━━━ DOCUMENT SECTION

BC Business
By Myles Murchson
April 1, 2008
Diane Farris
The LCD monitor displays image after image of the street: barriers, cranes, trucks, closures, jackhammers, workmen.
“Look at this guy,” says Diane Farris, 65, proprietor of Vancouver’s Diane Farris Gallery, the woman whose imprimatur has launched a thousand canvases, the chatelaine of Gallery Row clacking at the keyboard, “He hated me.”
On the monitor, the guy in the hardhat is caught turning, glowering.
“I’d follow him,” Farris says gleefully. “He’d say, ‘Stop that. You can’t take my picture.’ I’d say, ‘Yes, I can. Would you please get your men to stop parking in front of my gallery!’ Guys across the street on the balcony would give me the finger. My staff would ask me to go home. It was a nightmare.”
The worst year of Farris’s life began in the spring of 2000, when an upscale seniors’ condominium started construction on West Seventh Avenue across the street from her gallery.
It’s clear after spending even a little time with Farris that her temperament has more in common with the artists she manages than it does, say, with her accountant. She is all drama, strung as tightly as a Stradivarius. She becomes obsessive about the computer images. When I manage to distract her from the monitor, she fidgets; the lapel mic ends up in her lap and she taps a paper clip on her glass-top desk. As she recounts her story – eloquently, with wit and self-revelation – it’s also clear Farris approached the chaos without a plan. She didn’t even realize she needed a plan. She depended on what had worked in the past: her high-octane personality and network of friends and associates.

━━━━━━
━━━ EXTRACTED RECORDS

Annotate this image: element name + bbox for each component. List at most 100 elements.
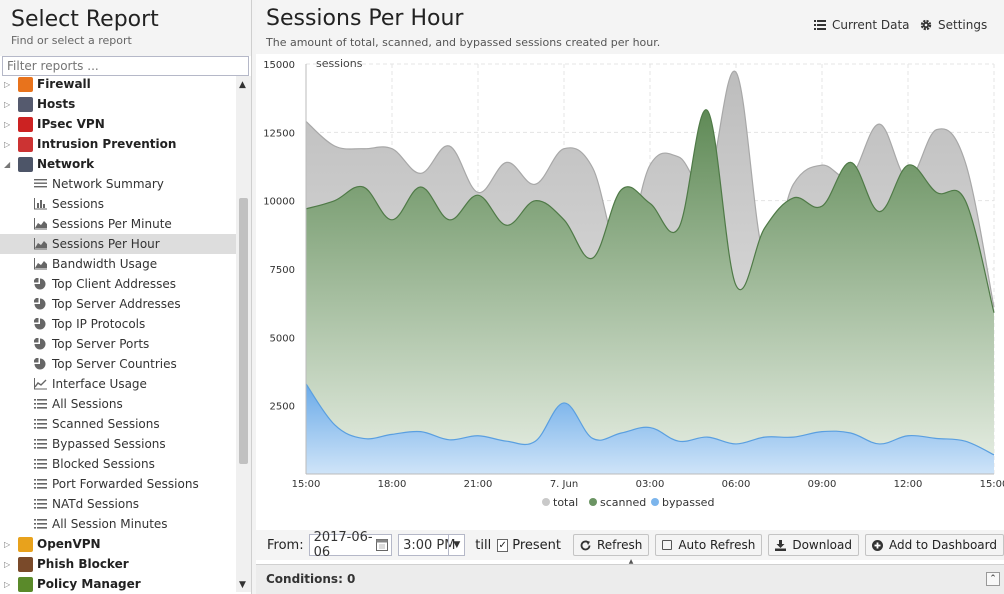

━━━━━━
━━━ EXTRACTED RECORDS

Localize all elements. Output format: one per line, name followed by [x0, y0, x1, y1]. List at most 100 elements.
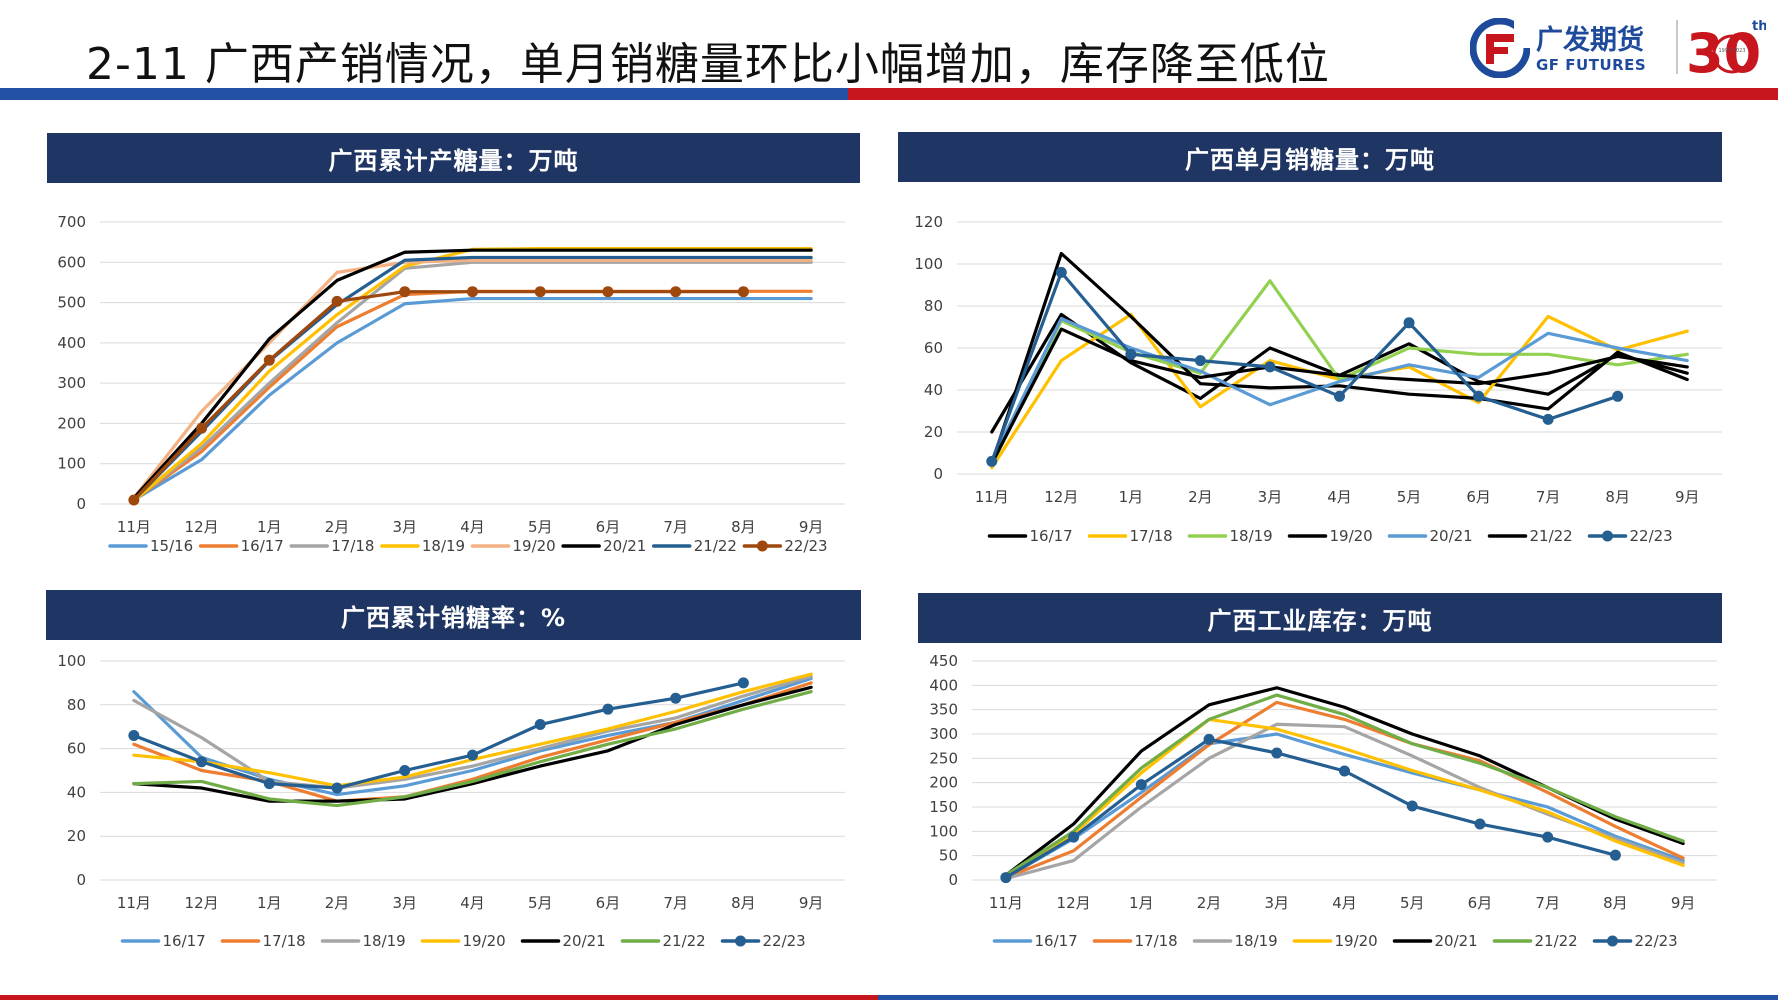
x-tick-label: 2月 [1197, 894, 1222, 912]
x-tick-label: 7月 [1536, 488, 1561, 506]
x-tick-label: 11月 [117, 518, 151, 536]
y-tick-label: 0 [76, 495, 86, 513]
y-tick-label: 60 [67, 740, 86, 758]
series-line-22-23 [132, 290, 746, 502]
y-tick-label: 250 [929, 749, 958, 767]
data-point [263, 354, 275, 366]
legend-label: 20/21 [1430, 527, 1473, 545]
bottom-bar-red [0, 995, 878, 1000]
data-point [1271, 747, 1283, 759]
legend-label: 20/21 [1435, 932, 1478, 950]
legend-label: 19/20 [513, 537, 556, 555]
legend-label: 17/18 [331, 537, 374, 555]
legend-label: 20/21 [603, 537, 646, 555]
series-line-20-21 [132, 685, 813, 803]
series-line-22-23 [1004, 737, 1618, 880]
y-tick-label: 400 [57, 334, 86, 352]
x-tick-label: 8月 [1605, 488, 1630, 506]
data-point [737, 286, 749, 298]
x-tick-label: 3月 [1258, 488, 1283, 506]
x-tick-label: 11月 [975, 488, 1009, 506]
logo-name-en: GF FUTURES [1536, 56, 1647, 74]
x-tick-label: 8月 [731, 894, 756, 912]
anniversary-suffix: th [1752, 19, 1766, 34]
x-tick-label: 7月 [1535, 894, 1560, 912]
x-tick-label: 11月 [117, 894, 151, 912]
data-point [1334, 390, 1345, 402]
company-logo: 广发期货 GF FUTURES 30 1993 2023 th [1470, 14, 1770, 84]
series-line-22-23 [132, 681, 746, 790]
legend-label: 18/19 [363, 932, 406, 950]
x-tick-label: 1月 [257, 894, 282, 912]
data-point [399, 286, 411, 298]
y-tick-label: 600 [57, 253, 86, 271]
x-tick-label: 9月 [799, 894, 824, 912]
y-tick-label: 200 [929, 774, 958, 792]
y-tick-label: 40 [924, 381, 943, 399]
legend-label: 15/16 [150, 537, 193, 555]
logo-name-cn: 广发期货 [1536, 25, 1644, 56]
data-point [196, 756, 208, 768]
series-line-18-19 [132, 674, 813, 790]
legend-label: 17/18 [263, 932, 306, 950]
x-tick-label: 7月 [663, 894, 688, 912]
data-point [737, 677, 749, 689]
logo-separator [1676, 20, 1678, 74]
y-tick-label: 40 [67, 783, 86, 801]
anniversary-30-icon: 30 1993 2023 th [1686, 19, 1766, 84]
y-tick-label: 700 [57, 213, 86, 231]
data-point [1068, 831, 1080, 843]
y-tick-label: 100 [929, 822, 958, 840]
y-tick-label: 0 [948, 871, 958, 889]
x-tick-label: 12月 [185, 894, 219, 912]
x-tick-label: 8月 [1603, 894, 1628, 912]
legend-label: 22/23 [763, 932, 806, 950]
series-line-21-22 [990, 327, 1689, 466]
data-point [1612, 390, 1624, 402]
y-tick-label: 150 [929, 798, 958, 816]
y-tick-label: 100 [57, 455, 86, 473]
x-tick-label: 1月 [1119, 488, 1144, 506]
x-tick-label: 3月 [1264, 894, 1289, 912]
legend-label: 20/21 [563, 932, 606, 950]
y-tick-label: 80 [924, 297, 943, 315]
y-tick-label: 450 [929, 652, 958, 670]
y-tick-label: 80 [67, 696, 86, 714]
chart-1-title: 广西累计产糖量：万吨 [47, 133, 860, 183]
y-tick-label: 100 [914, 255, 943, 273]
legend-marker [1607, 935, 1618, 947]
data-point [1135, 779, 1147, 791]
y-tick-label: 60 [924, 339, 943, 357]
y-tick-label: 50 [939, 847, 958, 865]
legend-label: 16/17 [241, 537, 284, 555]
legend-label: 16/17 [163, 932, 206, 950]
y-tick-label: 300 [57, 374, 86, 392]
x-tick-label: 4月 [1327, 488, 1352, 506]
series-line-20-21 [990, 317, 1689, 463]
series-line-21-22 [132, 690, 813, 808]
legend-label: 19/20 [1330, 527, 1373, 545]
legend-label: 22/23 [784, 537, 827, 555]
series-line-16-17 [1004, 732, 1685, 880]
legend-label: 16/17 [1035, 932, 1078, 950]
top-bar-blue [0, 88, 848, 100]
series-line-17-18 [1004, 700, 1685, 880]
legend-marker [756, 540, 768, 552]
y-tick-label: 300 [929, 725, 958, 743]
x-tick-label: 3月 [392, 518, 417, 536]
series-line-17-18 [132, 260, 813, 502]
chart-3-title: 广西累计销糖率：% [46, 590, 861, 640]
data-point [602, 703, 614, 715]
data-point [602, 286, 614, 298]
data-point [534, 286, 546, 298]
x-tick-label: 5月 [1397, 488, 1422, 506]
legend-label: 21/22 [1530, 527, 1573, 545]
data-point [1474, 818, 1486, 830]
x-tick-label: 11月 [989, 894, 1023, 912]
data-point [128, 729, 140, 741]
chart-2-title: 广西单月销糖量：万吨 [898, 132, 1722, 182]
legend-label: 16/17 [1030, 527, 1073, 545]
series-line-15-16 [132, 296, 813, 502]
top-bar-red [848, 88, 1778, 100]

━━━━━━

WHAT TO PRODUCE: In the profile of Diane Farris, what kind of building started construction across the street from her gallery in the spring of 2000? The material is separate from the profile of Diane Farris.

EXERCISE ANSWER: An upscale seniors' condominium.